Data section >>
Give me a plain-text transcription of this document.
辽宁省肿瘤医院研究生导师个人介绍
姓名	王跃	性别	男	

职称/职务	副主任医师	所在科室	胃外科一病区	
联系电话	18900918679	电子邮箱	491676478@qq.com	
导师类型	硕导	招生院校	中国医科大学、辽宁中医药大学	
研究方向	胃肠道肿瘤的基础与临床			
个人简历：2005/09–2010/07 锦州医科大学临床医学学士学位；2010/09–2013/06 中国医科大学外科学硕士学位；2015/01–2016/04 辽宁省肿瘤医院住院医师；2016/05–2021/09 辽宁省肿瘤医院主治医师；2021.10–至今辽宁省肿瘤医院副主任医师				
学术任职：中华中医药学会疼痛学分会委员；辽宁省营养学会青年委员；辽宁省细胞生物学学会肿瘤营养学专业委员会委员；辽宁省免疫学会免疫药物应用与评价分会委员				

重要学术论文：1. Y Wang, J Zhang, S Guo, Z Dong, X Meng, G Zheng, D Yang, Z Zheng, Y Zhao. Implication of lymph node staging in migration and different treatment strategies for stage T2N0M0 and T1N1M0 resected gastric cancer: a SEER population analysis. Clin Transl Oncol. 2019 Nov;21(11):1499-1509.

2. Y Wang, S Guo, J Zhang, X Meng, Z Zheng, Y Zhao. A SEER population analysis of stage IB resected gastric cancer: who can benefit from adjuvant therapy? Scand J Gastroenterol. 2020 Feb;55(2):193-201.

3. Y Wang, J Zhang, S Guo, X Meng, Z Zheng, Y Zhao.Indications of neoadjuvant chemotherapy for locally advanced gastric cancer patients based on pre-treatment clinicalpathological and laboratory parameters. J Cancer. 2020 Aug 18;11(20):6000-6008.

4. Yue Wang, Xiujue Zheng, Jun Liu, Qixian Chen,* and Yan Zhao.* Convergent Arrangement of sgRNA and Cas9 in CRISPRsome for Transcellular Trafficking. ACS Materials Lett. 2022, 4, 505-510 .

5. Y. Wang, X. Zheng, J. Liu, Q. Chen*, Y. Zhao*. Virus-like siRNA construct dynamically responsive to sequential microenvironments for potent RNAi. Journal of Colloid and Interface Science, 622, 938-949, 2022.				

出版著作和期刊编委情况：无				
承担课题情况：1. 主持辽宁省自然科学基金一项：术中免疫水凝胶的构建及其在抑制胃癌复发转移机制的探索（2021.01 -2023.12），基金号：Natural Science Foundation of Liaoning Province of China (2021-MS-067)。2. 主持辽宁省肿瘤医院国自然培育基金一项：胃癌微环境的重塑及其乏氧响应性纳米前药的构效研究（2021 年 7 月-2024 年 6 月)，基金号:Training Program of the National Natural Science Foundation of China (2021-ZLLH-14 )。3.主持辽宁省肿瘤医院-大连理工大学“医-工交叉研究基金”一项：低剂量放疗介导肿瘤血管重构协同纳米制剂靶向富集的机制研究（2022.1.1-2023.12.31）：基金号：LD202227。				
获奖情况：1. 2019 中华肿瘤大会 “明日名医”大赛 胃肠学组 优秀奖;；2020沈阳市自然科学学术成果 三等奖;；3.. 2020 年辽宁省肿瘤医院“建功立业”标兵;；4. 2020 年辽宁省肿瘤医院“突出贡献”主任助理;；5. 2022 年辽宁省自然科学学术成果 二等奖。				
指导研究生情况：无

What is required >> For an answer, give a copy of every line in the listing that holds the word "Chen".

Completed exercise >>
4. Yue Wang, Xiujue Zheng, Jun Liu, Qixian Chen,* and Yan Zhao.* Convergent Arrangement of sgRNA and Cas9 in CRISPRsome for Transcellular Trafficking. ACS Materials Lett. 2022, 4, 505-510 .
5. Y. Wang, X. Zheng, J. Liu, Q. Chen*, Y. Zhao*. Virus-like siRNA construct dynamically responsive to sequential microenvironments for potent RNAi. Journal of Colloid and Interface Science, 622, 938-949, 2022.				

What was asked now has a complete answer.